WHAT THIS TASK INVOLVES:
From the article on the employment of older workers in Luxembourg, list every employment rate given as a percentage that was actually measured, not set as a target, and state the group each one describes.

DOCUMENT PASSAGE:
** begin **
Employment of older workers well below the European average | LISER

Employment of older workers well below the European average

In Luxembourg, in 2018, 40.5% of the people aged between 55 and 64 were still working. In this respect, the Grand Duchy is lagging behind the great majority of other EU countries.

Goal of 50% to be achieved

If pension schemes are to remain viable, one of the priorities since two decades for European countries is to keep older workers in the workforce. For example, the Lisbon Strategy set EU countries an objective of increasing employment rates for older workers to 50% and increasing the average retirement age by five years by 2010.

The position of Luxembourg

In Luxembourg, in 2010 and in 2018, only 4 people aged between 55 and 64 out of 10 were still working. A figure far too low when compared with the EU average (58.7% in 2018). Nevertheless, these figures deserve a closer look as they mask important disparities according to specific groups (age-classes, gender, educational attainment level, etc.). Indeed, by gender for example, in 2010, the employment rate of men aged 55-64 reached 47.7% (close to the European objective), compared to 31.3% for women of the same age. Highlighting these disparities gives an understanding of the issues and challenges of active ageing. It also gives the opportunity to think about either transversal or focused and effective policy responses adapted to the specificities of each group.

In Europe, the consequences on the labour market of an ageing population were and still are at the centre of the concerns of policy makers involved in the European Employment Strategy (EES), EUROPE 2020, and the Lisbon Strategy between 2001 and 2010. Since the beginning of 2000s’, keeping older workers employed has been one of the priorities of European countries to ensure, amongst other things, the viability of pension systems. In that context, two main recommendations (European Councils of Stockholm in 2001 and Barcelona in 2002) has been made to member states:

  • increasing the employment rate of older workers and reach 50% in 2010;
  • extending the average exit age from the labour market by five years.

With an employment rate of 26% for people aged 55-64 in 2001, Luxembourg was below the European average (37.7% in the EU27) and these targets appeared therefore of a particular interest compared to some other countries, like Sweden (66.7%).
** end **
INFORMATION SHOWN:
** begin **
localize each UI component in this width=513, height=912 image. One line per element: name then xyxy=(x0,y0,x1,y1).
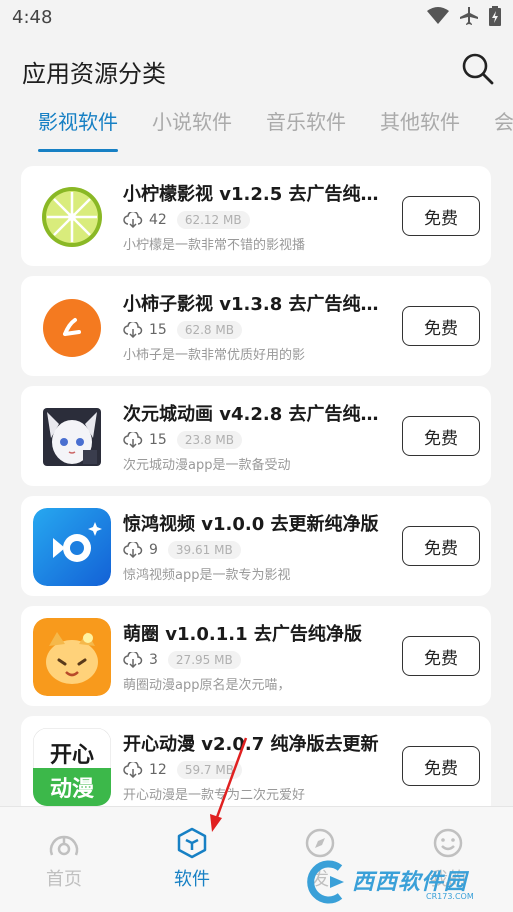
cloud-download-icon xyxy=(123,652,143,668)
list-item[interactable]: 开心 动漫 开心动漫 v2.0.7 纯净版去更新 12 59.7 MB 开心动漫… xyxy=(21,716,491,806)
status-time: 4:48 xyxy=(12,7,53,28)
file-size: 27.95 MB xyxy=(167,651,241,669)
free-button[interactable]: 免费 xyxy=(402,416,480,456)
tab-music-apps[interactable]: 音乐软件 xyxy=(266,106,346,135)
app-name[interactable]: 次元城动画 v4.2.8 去广告纯净版 xyxy=(123,400,393,426)
anime-girl-icon xyxy=(33,398,111,476)
app-description: 开心动漫是一款专为二次元爱好 xyxy=(123,788,306,803)
kaixin-icon: 开心 动漫 xyxy=(33,728,111,806)
tab-more[interactable]: 会 xyxy=(494,106,513,135)
app-meta: 42 62.12 MB xyxy=(123,211,250,229)
free-button[interactable]: 免费 xyxy=(402,746,480,786)
cloud-download-icon xyxy=(123,542,143,558)
tab-novel-apps[interactable]: 小说软件 xyxy=(152,106,232,135)
smile-icon xyxy=(433,828,463,858)
app-description: 萌圈动漫app原名是次元喵， xyxy=(123,678,291,693)
download-count: 12 xyxy=(149,762,167,778)
battery-icon xyxy=(489,6,501,30)
watermark-subtext: CR173.COM xyxy=(426,892,474,901)
category-tabs: 影视软件 小说软件 音乐软件 其他软件 会 xyxy=(0,100,513,152)
status-bar: 4:48 xyxy=(0,0,513,36)
lemon-icon xyxy=(33,178,111,256)
app-description: 惊鸿视频app是一款专为影视 xyxy=(123,568,291,583)
nav-software[interactable]: 软件 xyxy=(152,825,232,891)
tab-indicator xyxy=(38,149,118,152)
watermark-icon xyxy=(307,860,344,904)
download-count: 15 xyxy=(149,432,167,448)
wifi-icon xyxy=(427,6,449,30)
app-meta: 15 23.8 MB xyxy=(123,431,242,449)
download-count: 42 xyxy=(149,212,167,228)
persimmon-icon xyxy=(33,288,111,366)
file-size: 62.8 MB xyxy=(176,321,242,339)
app-meta: 3 27.95 MB xyxy=(123,651,241,669)
compass-icon xyxy=(305,828,335,858)
app-description: 次元城动漫app是一款备受动 xyxy=(123,458,291,473)
list-item[interactable]: 次元城动画 v4.2.8 去广告纯净版 15 23.8 MB 次元城动漫app是… xyxy=(21,386,491,486)
tab-video-apps[interactable]: 影视软件 xyxy=(38,106,118,135)
app-bar: 应用资源分类 xyxy=(0,36,513,100)
free-button[interactable]: 免费 xyxy=(402,636,480,676)
list-item[interactable]: 小柿子影视 v1.3.8 去广告纯净版 15 62.8 MB 小柿子是一款非常优… xyxy=(21,276,491,376)
app-name[interactable]: 惊鸿视频 v1.0.0 去更新纯净版 xyxy=(123,510,393,536)
kaixin-bottom-text: 动漫 xyxy=(50,777,94,802)
jinghong-icon xyxy=(33,508,111,586)
tab-other-apps[interactable]: 其他软件 xyxy=(380,106,460,135)
free-button[interactable]: 免费 xyxy=(402,306,480,346)
cloud-download-icon xyxy=(123,322,143,338)
app-name[interactable]: 开心动漫 v2.0.7 纯净版去更新 xyxy=(123,730,393,756)
download-count: 15 xyxy=(149,322,167,338)
free-button[interactable]: 免费 xyxy=(402,526,480,566)
list-item[interactable]: 萌圈 v1.0.1.1 去广告纯净版 3 27.95 MB 萌圈动漫app原名是… xyxy=(21,606,491,706)
app-list: 小柠檬影视 v1.2.5 去广告纯净版 42 62.12 MB 小柠檬是一款非常… xyxy=(0,166,513,806)
status-icons xyxy=(427,6,501,30)
nav-home-label: 首页 xyxy=(46,869,82,890)
search-icon[interactable] xyxy=(460,51,496,87)
file-size: 59.7 MB xyxy=(176,761,242,779)
cloud-download-icon xyxy=(123,212,143,228)
app-meta: 15 62.8 MB xyxy=(123,321,242,339)
mengquan-icon xyxy=(33,618,111,696)
list-item[interactable]: 小柠檬影视 v1.2.5 去广告纯净版 42 62.12 MB 小柠檬是一款非常… xyxy=(21,166,491,266)
page-title: 应用资源分类 xyxy=(22,60,166,88)
list-item[interactable]: 惊鸿视频 v1.0.0 去更新纯净版 9 39.61 MB 惊鸿视频app是一款… xyxy=(21,496,491,596)
cloud-download-icon xyxy=(123,432,143,448)
nav-software-label: 软件 xyxy=(174,869,210,890)
file-size: 62.12 MB xyxy=(176,211,250,229)
app-name[interactable]: 小柿子影视 v1.3.8 去广告纯净版 xyxy=(123,290,393,316)
file-size: 23.8 MB xyxy=(176,431,242,449)
download-count: 9 xyxy=(149,542,158,558)
cloud-download-icon xyxy=(123,762,143,778)
app-name[interactable]: 萌圈 v1.0.1.1 去广告纯净版 xyxy=(123,620,393,646)
app-meta: 12 59.7 MB xyxy=(123,761,242,779)
download-count: 3 xyxy=(149,652,158,668)
airplane-icon xyxy=(459,6,479,30)
home-icon xyxy=(49,835,79,856)
file-size: 39.61 MB xyxy=(167,541,241,559)
free-button[interactable]: 免费 xyxy=(402,196,480,236)
watermark-logo: 西西软件园 CR173.COM xyxy=(300,858,505,906)
nav-home[interactable]: 首页 xyxy=(24,825,104,891)
app-description: 小柿子是一款非常优质好用的影 xyxy=(123,348,306,363)
kaixin-top-text: 开心 xyxy=(50,743,94,768)
app-name[interactable]: 小柠檬影视 v1.2.5 去广告纯净版 xyxy=(123,180,393,206)
app-meta: 9 39.61 MB xyxy=(123,541,241,559)
cube-icon xyxy=(177,827,207,859)
app-description: 小柠檬是一款非常不错的影视播 xyxy=(123,238,306,253)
** end **
TASK SOLUTION:
- 40.5%: people aged 55 to 64 in Luxembourg, 2018
- 58.7%: the EU average, 2018
- 47.7%: men aged 55 to 64 in Luxembourg, 2010
- 31.3%: women aged 55 to 64 in Luxembourg, 2010
- 26%: people aged 55 to 64 in Luxembourg, 2001
- 37.7%: the European average in the EU27, given alongside Luxembourg's 2001 figure
- 66.7%: Sweden